___ RECORDS TO USE

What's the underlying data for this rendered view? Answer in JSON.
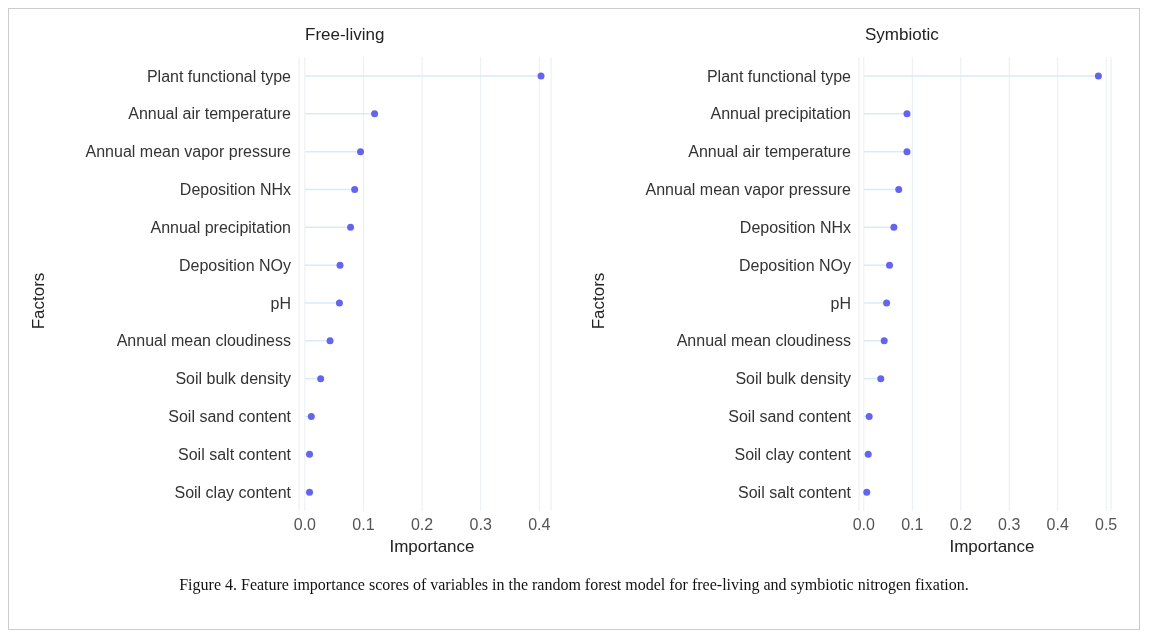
{
  "chart_data": [
    {
      "type": "lollipop",
      "orientation": "horizontal",
      "title": "Free-living",
      "xlabel": "Importance",
      "ylabel": "Factors",
      "categories": [
        "Plant functional type",
        "Annual air temperature",
        "Annual mean vapor pressure",
        "Deposition NHx",
        "Annual precipitation",
        "Deposition NOy",
        "pH",
        "Annual mean cloudiness",
        "Soil bulk density",
        "Soil sand content",
        "Soil salt content",
        "Soil clay content"
      ],
      "series": [
        {
          "color": "#6464ee",
          "values": [
            0.403,
            0.119,
            0.095,
            0.085,
            0.078,
            0.06,
            0.059,
            0.043,
            0.027,
            0.011,
            0.008,
            0.008
          ]
        }
      ],
      "xlim": [
        -0.01,
        0.42
      ],
      "xticks": [
        {
          "value": 0,
          "label": "0.0"
        },
        0.1,
        0.2,
        0.3,
        0.4
      ],
      "grid": "x",
      "annotations": [
        "Figure 4. Feature importance scores of variables in the random forest model for free-living and symbiotic nitrogen fixation."
      ]
    },
    {
      "type": "lollipop",
      "orientation": "horizontal",
      "title": "Symbiotic",
      "xlabel": "Importance",
      "ylabel": "Factors",
      "categories": [
        "Plant functional type",
        "Annual precipitation",
        "Annual air temperature",
        "Annual mean vapor pressure",
        "Deposition NHx",
        "Deposition NOy",
        "pH",
        "Annual mean cloudiness",
        "Soil bulk density",
        "Soil sand content",
        "Soil clay content",
        "Soil salt content"
      ],
      "series": [
        {
          "color": "#6464ee",
          "values": [
            0.484,
            0.089,
            0.089,
            0.072,
            0.062,
            0.053,
            0.047,
            0.042,
            0.035,
            0.011,
            0.009,
            0.006
          ]
        }
      ],
      "xlim": [
        -0.01,
        0.51
      ],
      "xticks": [
        {
          "value": 0,
          "label": "0.0"
        },
        0.1,
        0.2,
        0.3,
        0.4,
        0.5
      ],
      "grid": "x"
    }
  ]
}
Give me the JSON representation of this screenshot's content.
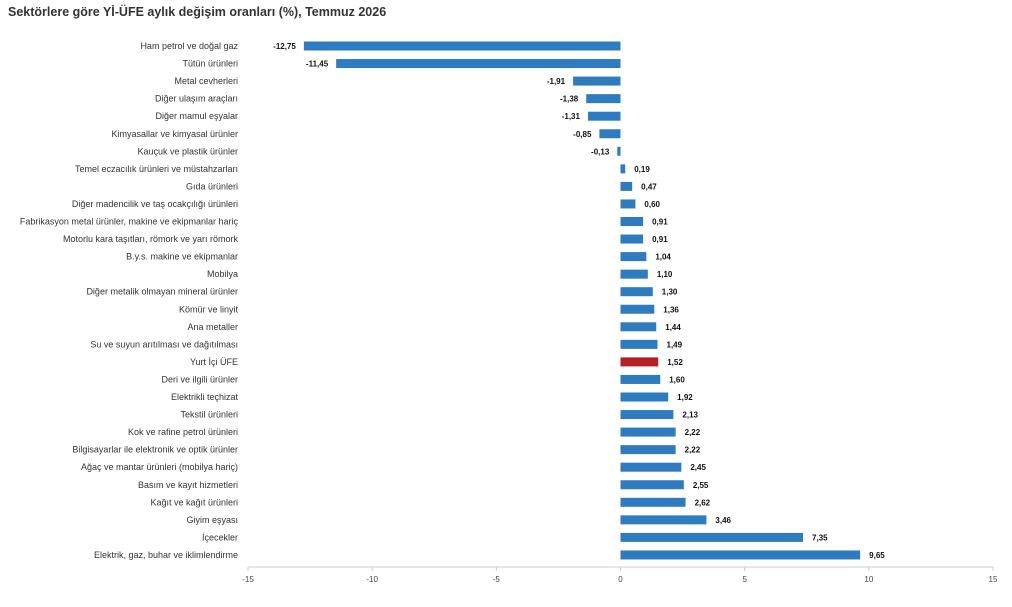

______

TASK INSTRUCTIONS: Give nothing but the number of lines containing the string "content".

ANSWER TO THE PROBLEM: 7